TASK OBJECTIVE » Transcribe all the entries word for word, but omit the images.

RECORDED INFORMATION »
(begin)

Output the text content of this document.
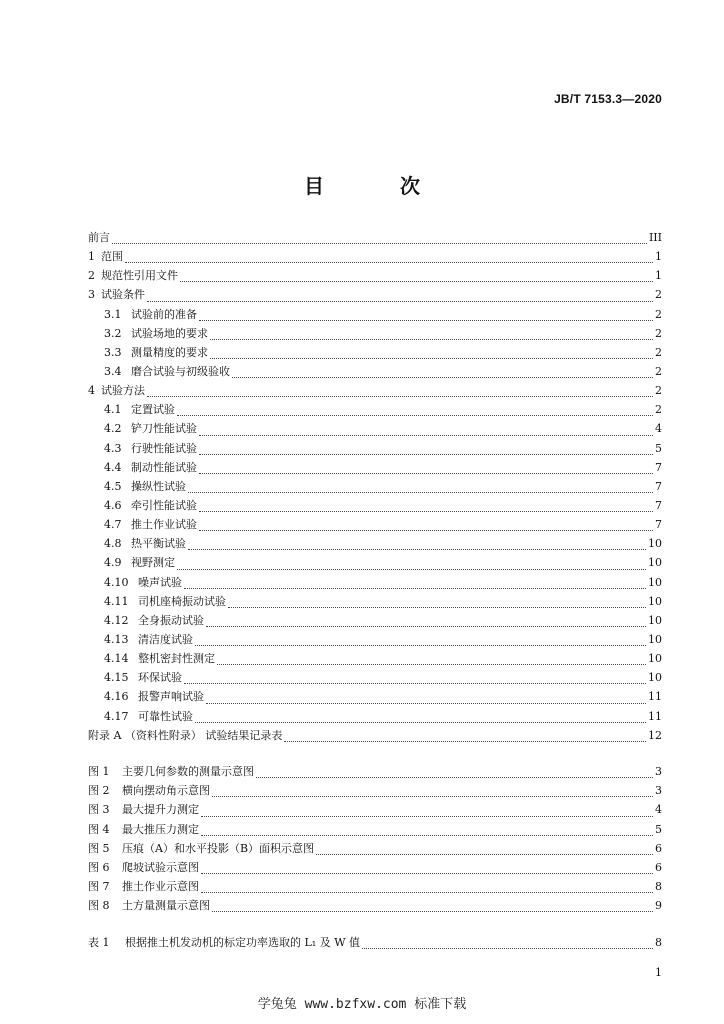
JB/T 7153.3—2020
目　次
前言	III
1 范围	1
2 规范性引用文件	1
3 试验条件	2
3.1 试验前的准备	2
3.2 试验场地的要求	2
3.3 测量精度的要求	2
3.4 磨合试验与初级验收	2
4 试验方法	2
4.1 定置试验	2
4.2 铲刀性能试验	4
4.3 行驶性能试验	5
4.4 制动性能试验	7
4.5 操纵性试验	7
4.6 牵引性能试验	7
4.7 推土作业试验	7
4.8 热平衡试验	10
4.9 视野测定	10
4.10 噪声试验	10
4.11 司机座椅振动试验	10
4.12 全身振动试验	10
4.13 清洁度试验	10
4.14 整机密封性测定	10
4.15 环保试验	10
4.16 报警声响试验	11
4.17 可靠性试验	11
附录 A （资料性附录） 试验结果记录表	12
图 1	主要几何参数的测量示意图	3
图 2	横向摆动角示意图	3
图 3	最大提升力测定	4
图 4	最大推压力测定	5
图 5	压痕（A）和水平投影（B）面积示意图	6
图 6	爬坡试验示意图	6
图 7	推土作业示意图	8
图 8	土方量测量示意图	9
表 1	根据推土机发动机的标定功率选取的 L₁ 及 W 值	8
1
学兔兔 www.bzfxw.com 标准下载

(end)

RESPONSE TO THE EXERCISE »
Output the text content of this document.
JB/T 7153.3—2020
目　次
前言	III
1 范围	1
2 规范性引用文件	1
3 试验条件	2
3.1 试验前的准备	2
3.2 试验场地的要求	2
3.3 测量精度的要求	2
3.4 磨合试验与初级验收	2
4 试验方法	2
4.1 定置试验	2
4.2 铲刀性能试验	4
4.3 行驶性能试验	5
4.4 制动性能试验	7
4.5 操纵性试验	7
4.6 牵引性能试验	7
4.7 推土作业试验	7
4.8 热平衡试验	10
4.9 视野测定	10
4.10 噪声试验	10
4.11 司机座椅振动试验	10
4.12 全身振动试验	10
4.13 清洁度试验	10
4.14 整机密封性测定	10
4.15 环保试验	10
4.16 报警声响试验	11
4.17 可靠性试验	11
附录 A （资料性附录） 试验结果记录表	12
图 1	主要几何参数的测量示意图	3
图 2	横向摆动角示意图	3
图 3	最大提升力测定	4
图 4	最大推压力测定	5
图 5	压痕（A）和水平投影（B）面积示意图	6
图 6	爬坡试验示意图	6
图 7	推土作业示意图	8
图 8	土方量测量示意图	9
表 1	根据推土机发动机的标定功率选取的 L₁ 及 W 值	8
1
学兔兔 www.bzfxw.com 标准下载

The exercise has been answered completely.